Each line of the listing that contains the word "screenshot" is to be copied.

## START Stored records

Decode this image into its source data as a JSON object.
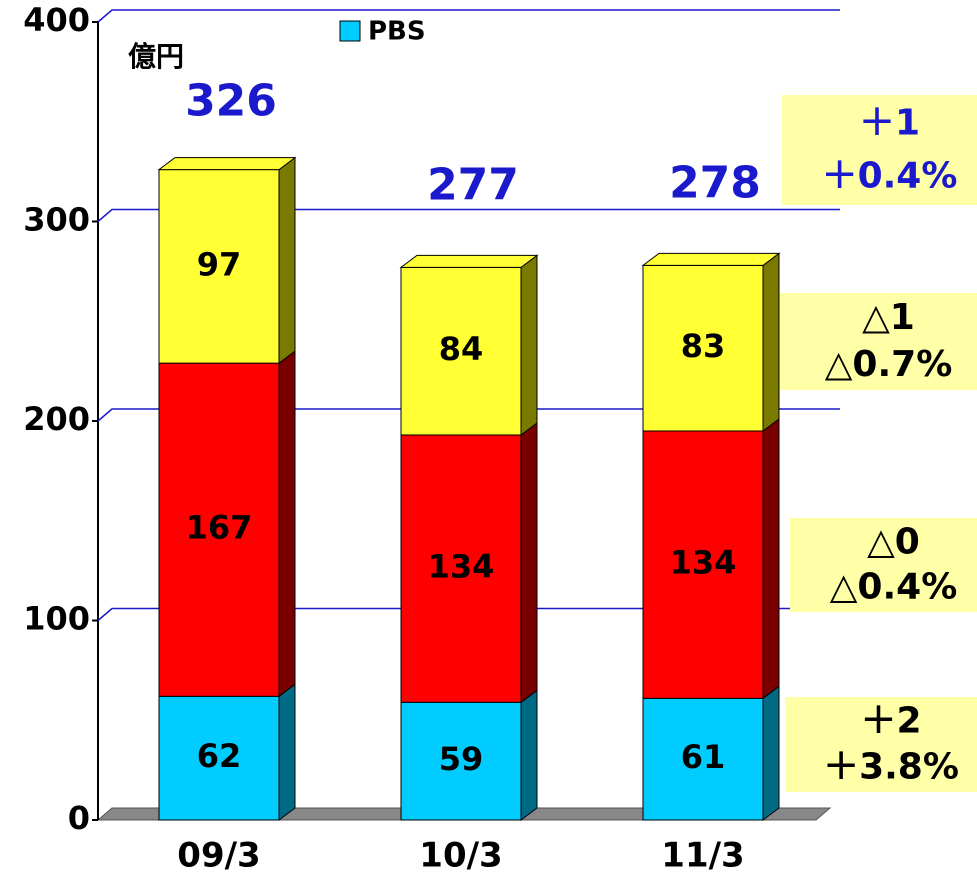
{
  "chart_data": {
    "type": "stacked-bar-3d",
    "unit_label": "億円",
    "categories": [
      "09/3",
      "10/3",
      "11/3"
    ],
    "series": [
      {
        "name": "PBS",
        "color": "#00ccff",
        "side_color": "#006a85",
        "values": [
          62,
          59,
          61
        ]
      },
      {
        "color": "#ff0000",
        "side_color": "#7a0000",
        "values": [
          167,
          134,
          134
        ]
      },
      {
        "color": "#ffff33",
        "side_color": "#7a7a00",
        "values": [
          97,
          84,
          83
        ]
      }
    ],
    "totals": [
      326,
      277,
      278
    ],
    "totals_color": "#1a1acc",
    "ylim": [
      0,
      400
    ],
    "yticks": [
      0,
      100,
      200,
      300,
      400
    ],
    "grid": true,
    "grid_color": "#1a1acc",
    "annotations": [
      {
        "lines": [
          "＋1",
          "＋0.4%"
        ],
        "color": "#1a1acc"
      },
      {
        "lines": [
          "△1",
          "△0.7%"
        ],
        "color": "#000000"
      },
      {
        "lines": [
          "△0",
          "△0.4%"
        ],
        "color": "#000000"
      },
      {
        "lines": [
          "＋2",
          "＋3.8%"
        ],
        "color": "#000000"
      }
    ]
  }
}
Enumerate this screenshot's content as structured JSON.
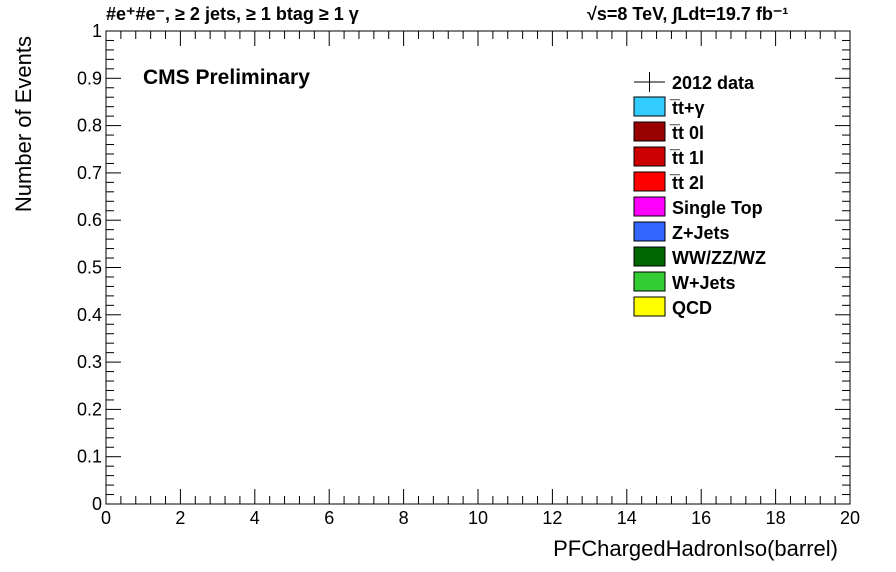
{
  "chart_data": {
    "type": "bar",
    "title_left": "#e⁺#e⁻, ≥ 2 jets, ≥ 1 btag ≥ 1 γ",
    "title_right": "√s=8 TeV,  ∫Ldt=19.7 fb⁻¹",
    "label": "CMS Preliminary",
    "xlabel": "PFChargedHadronIso(barrel)",
    "ylabel": "Number of Events",
    "xlim": [
      0,
      20
    ],
    "ylim": [
      0,
      1
    ],
    "x_ticks": [
      "0",
      "2",
      "4",
      "6",
      "8",
      "10",
      "12",
      "14",
      "16",
      "18",
      "20"
    ],
    "y_ticks": [
      "0",
      "0.1",
      "0.2",
      "0.3",
      "0.4",
      "0.5",
      "0.6",
      "0.7",
      "0.8",
      "0.9",
      "1"
    ],
    "grid": false,
    "legend_position": "top-right",
    "legend": [
      {
        "name": "2012 data",
        "marker": "data",
        "color": "#000000"
      },
      {
        "name": "t̅t+γ",
        "marker": "box",
        "color": "#33ccff"
      },
      {
        "name": "t̅t 0l",
        "marker": "box",
        "color": "#990000"
      },
      {
        "name": "t̅t 1l",
        "marker": "box",
        "color": "#cc0000"
      },
      {
        "name": "t̅t 2l",
        "marker": "box",
        "color": "#ff0000"
      },
      {
        "name": "Single Top",
        "marker": "box",
        "color": "#ff00ff"
      },
      {
        "name": "Z+Jets",
        "marker": "box",
        "color": "#3366ff"
      },
      {
        "name": "WW/ZZ/WZ",
        "marker": "box",
        "color": "#006600"
      },
      {
        "name": "W+Jets",
        "marker": "box",
        "color": "#33cc33"
      },
      {
        "name": "QCD",
        "marker": "box",
        "color": "#ffff00"
      }
    ],
    "series": []
  }
}
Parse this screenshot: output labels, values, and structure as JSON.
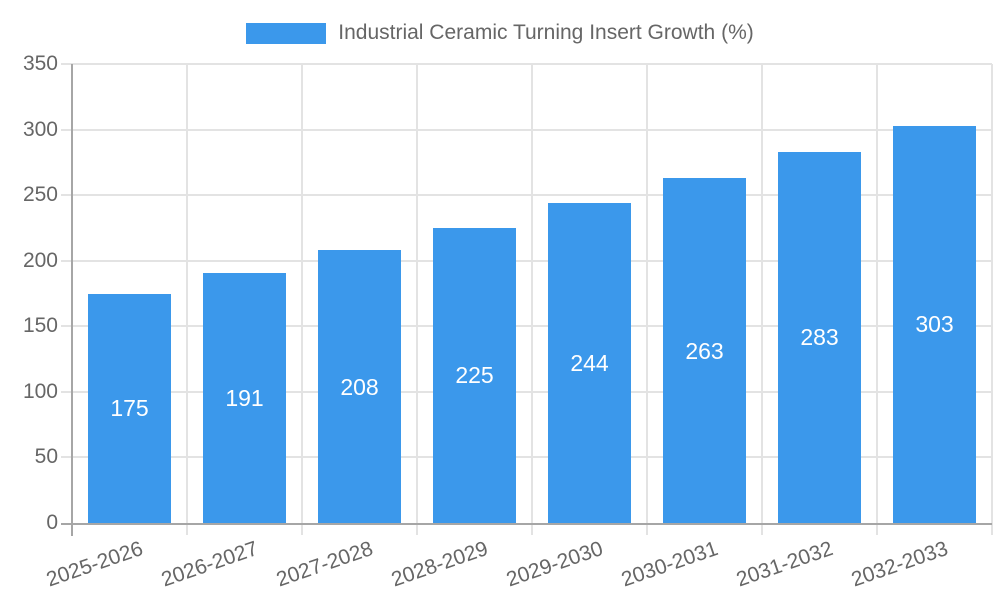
{
  "legend": {
    "label": "Industrial Ceramic Turning Insert Growth (%)"
  },
  "chart_data": {
    "type": "bar",
    "title": "Industrial Ceramic Turning Insert Growth (%)",
    "categories": [
      "2025-2026",
      "2026-2027",
      "2027-2028",
      "2028-2029",
      "2029-2030",
      "2030-2031",
      "2031-2032",
      "2032-2033"
    ],
    "values": [
      175,
      191,
      208,
      225,
      244,
      263,
      283,
      303
    ],
    "xlabel": "",
    "ylabel": "",
    "ylim": [
      0,
      350
    ],
    "ytick_step": 50,
    "yticks": [
      0,
      50,
      100,
      150,
      200,
      250,
      300,
      350
    ],
    "grid": true,
    "legend_position": "top",
    "bar_labels_inside": true,
    "x_tick_rotation_deg": -19,
    "colors": {
      "bar": "#3b98eb",
      "bar_label": "#ffffff",
      "axis_text": "#666666",
      "grid_line": "#e3e3e3",
      "axis_line": "#a6a6a6",
      "background": "#ffffff"
    }
  }
}
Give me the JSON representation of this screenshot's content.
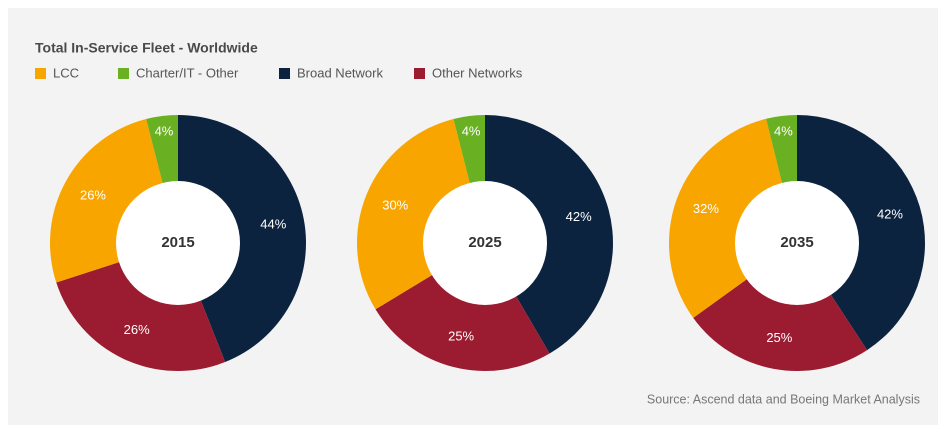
{
  "title": "Total In-Service Fleet - Worldwide",
  "categories": [
    "LCC",
    "Charter/IT - Other",
    "Broad Network",
    "Other Networks"
  ],
  "colors": [
    "#f9a500",
    "#6ab023",
    "#0c2340",
    "#9b1b30"
  ],
  "source": "Source: Ascend data and Boeing Market Analysis",
  "chart_data": [
    {
      "type": "donut",
      "center_label": "2015",
      "values": [
        26,
        4,
        44,
        26
      ],
      "value_labels": [
        "26%",
        "4%",
        "44%",
        "26%"
      ]
    },
    {
      "type": "donut",
      "center_label": "2025",
      "values": [
        30,
        4,
        42,
        25
      ],
      "value_labels": [
        "30%",
        "4%",
        "42%",
        "25%"
      ]
    },
    {
      "type": "donut",
      "center_label": "2035",
      "values": [
        32,
        4,
        42,
        25
      ],
      "value_labels": [
        "32%",
        "4%",
        "42%",
        "25%"
      ]
    }
  ]
}
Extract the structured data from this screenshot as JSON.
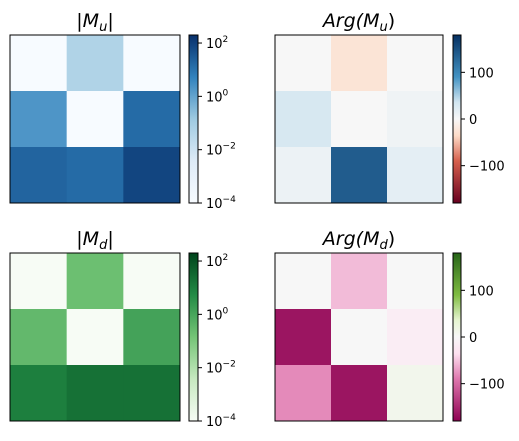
{
  "chart_data": [
    {
      "type": "heatmap",
      "title": "|M_u|",
      "rows": 3,
      "cols": 3,
      "values": [
        [
          0.0001,
          0.05,
          0.0001
        ],
        [
          2.0,
          0.0001,
          15.0
        ],
        [
          20.0,
          15.0,
          80.0
        ]
      ],
      "colormap": "Blues",
      "colorbar": {
        "scale": "log",
        "range": [
          0.0001,
          200
        ],
        "ticks": [
          0.01,
          1,
          100
        ],
        "tick_labels": [
          "10",
          "10",
          "10"
        ],
        "tick_exponents": [
          "−2",
          "0",
          "2"
        ],
        "min_label": "10",
        "min_exponent": "−4"
      }
    },
    {
      "type": "heatmap",
      "title": "Arg(M_u)",
      "rows": 3,
      "cols": 3,
      "values": [
        [
          0,
          -25,
          0
        ],
        [
          30,
          0,
          8
        ],
        [
          10,
          140,
          18
        ]
      ],
      "colormap": "RdBu",
      "colorbar": {
        "scale": "linear",
        "range": [
          -180,
          180
        ],
        "ticks": [
          -100,
          0,
          100
        ],
        "tick_labels": [
          "−100",
          "0",
          "100"
        ]
      }
    },
    {
      "type": "heatmap",
      "title": "|M_d|",
      "rows": 3,
      "cols": 3,
      "values": [
        [
          0.0001,
          0.2,
          0.0001
        ],
        [
          0.3,
          0.0001,
          1.2
        ],
        [
          10.0,
          20.0,
          20.0
        ]
      ],
      "colormap": "Greens",
      "colorbar": {
        "scale": "log",
        "range": [
          0.0001,
          200
        ],
        "ticks": [
          0.01,
          1,
          100
        ],
        "tick_labels": [
          "10",
          "10",
          "10"
        ],
        "tick_exponents": [
          "−2",
          "0",
          "2"
        ],
        "min_label": "10",
        "min_exponent": "−4"
      }
    },
    {
      "type": "heatmap",
      "title": "Arg(M_d)",
      "rows": 3,
      "cols": 3,
      "values": [
        [
          0,
          -55,
          0
        ],
        [
          -165,
          0,
          -15
        ],
        [
          -80,
          -165,
          10
        ]
      ],
      "colormap": "PiYG",
      "colorbar": {
        "scale": "linear",
        "range": [
          -180,
          180
        ],
        "ticks": [
          -100,
          0,
          100
        ],
        "tick_labels": [
          "−100",
          "0",
          "100"
        ]
      }
    }
  ],
  "titles": {
    "mu_abs": {
      "open": "|",
      "var": "M",
      "sub": "u",
      "close": "|"
    },
    "mu_arg": {
      "prefix": "Arg(",
      "var": "M",
      "sub": "u",
      "close": ")"
    },
    "md_abs": {
      "open": "|",
      "var": "M",
      "sub": "d",
      "close": "|"
    },
    "md_arg": {
      "prefix": "Arg(",
      "var": "M",
      "sub": "d",
      "close": ")"
    }
  }
}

## END Stored records

Worked answer:
Enumerate this screenshot's content as structured JSON.
Parse this screenshot: output labels, values, and structure as JSON.
Give me the JSON representation of this screenshot's content.
Extract the structured data from this screenshot as JSON.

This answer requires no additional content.